(Dataset items)
══════════════════════════════

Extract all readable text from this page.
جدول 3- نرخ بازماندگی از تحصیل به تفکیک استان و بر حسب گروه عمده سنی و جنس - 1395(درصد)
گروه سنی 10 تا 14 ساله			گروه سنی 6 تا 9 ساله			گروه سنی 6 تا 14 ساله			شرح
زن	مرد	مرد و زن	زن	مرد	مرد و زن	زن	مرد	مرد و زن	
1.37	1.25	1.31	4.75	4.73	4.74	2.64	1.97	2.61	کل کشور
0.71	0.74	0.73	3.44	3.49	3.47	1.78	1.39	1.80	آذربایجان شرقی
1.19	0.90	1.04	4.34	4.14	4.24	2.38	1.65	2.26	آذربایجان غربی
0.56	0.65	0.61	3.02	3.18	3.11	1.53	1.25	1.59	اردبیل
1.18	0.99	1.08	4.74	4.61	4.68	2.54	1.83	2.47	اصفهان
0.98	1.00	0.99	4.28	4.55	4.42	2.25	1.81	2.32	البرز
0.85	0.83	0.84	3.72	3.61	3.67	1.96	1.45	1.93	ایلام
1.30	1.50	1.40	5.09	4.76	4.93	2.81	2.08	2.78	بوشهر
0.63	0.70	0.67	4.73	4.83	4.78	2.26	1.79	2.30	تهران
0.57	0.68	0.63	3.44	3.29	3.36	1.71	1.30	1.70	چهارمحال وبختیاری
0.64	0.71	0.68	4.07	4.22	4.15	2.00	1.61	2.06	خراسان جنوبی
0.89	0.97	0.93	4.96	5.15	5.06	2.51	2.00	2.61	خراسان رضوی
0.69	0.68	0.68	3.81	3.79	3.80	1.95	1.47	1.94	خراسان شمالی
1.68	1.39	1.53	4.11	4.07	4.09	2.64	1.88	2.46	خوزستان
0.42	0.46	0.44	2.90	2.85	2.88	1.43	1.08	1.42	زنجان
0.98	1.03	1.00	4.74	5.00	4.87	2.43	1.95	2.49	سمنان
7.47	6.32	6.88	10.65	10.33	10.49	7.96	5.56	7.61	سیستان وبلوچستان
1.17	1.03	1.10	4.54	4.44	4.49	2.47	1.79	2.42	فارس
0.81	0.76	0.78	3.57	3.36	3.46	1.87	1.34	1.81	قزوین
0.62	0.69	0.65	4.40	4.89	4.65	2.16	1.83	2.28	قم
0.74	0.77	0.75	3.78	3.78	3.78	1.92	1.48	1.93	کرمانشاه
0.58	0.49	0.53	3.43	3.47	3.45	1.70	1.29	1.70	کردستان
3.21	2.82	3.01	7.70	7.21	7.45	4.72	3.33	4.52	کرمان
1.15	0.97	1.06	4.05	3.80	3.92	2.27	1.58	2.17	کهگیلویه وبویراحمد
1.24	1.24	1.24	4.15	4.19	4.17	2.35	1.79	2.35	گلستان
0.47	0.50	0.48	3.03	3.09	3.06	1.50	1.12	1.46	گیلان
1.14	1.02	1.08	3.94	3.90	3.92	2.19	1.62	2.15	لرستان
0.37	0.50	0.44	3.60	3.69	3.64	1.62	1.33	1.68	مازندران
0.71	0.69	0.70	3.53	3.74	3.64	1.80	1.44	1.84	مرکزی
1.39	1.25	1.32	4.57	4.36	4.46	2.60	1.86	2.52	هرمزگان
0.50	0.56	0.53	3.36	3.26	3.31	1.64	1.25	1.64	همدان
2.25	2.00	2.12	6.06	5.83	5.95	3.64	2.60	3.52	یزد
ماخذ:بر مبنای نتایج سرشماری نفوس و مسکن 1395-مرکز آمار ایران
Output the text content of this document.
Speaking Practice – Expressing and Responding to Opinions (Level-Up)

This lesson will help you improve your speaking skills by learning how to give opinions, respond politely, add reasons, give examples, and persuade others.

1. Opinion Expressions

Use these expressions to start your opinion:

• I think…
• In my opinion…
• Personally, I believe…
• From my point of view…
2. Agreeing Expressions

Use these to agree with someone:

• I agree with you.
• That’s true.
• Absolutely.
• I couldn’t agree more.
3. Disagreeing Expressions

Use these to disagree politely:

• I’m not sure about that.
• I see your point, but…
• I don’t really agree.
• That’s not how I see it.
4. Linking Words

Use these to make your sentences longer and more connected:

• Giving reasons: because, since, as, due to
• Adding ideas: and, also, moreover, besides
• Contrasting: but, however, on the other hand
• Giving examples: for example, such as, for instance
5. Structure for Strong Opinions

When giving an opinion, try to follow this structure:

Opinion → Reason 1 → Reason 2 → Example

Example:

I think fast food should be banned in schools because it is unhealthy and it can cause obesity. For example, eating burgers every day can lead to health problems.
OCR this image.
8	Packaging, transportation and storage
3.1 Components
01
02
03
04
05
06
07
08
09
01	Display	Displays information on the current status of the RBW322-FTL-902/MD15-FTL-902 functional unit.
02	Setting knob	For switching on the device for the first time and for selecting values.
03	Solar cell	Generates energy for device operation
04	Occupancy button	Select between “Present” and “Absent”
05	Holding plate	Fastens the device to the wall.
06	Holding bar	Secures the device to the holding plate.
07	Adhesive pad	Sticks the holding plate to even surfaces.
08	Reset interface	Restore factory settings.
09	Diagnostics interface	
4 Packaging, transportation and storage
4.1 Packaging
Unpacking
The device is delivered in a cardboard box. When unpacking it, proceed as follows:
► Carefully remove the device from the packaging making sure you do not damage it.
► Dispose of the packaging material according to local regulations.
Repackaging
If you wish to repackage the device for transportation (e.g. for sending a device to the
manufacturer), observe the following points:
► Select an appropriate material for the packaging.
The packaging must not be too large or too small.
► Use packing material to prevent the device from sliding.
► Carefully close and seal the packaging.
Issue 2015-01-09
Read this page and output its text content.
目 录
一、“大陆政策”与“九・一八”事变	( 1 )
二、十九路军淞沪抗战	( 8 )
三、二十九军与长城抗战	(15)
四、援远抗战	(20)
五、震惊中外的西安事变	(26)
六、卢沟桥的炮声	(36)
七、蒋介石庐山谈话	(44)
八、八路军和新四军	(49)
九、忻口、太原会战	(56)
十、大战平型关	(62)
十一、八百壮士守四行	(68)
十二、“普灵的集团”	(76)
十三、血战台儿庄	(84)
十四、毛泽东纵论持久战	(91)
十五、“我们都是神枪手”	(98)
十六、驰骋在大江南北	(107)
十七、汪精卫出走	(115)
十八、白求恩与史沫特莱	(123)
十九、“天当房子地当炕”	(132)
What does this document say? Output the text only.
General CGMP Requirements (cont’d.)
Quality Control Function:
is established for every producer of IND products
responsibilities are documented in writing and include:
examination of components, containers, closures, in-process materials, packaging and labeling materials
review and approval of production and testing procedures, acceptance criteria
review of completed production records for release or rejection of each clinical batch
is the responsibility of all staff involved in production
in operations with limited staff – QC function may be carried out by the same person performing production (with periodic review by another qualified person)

══════════════════════════════

### Objective
Read through the data and copy every line where "text" shows up.

### Written answer
Extract all readable text from this page.
Output the text content of this document.
Read this page and output its text content.
What does this document say? Output the text only.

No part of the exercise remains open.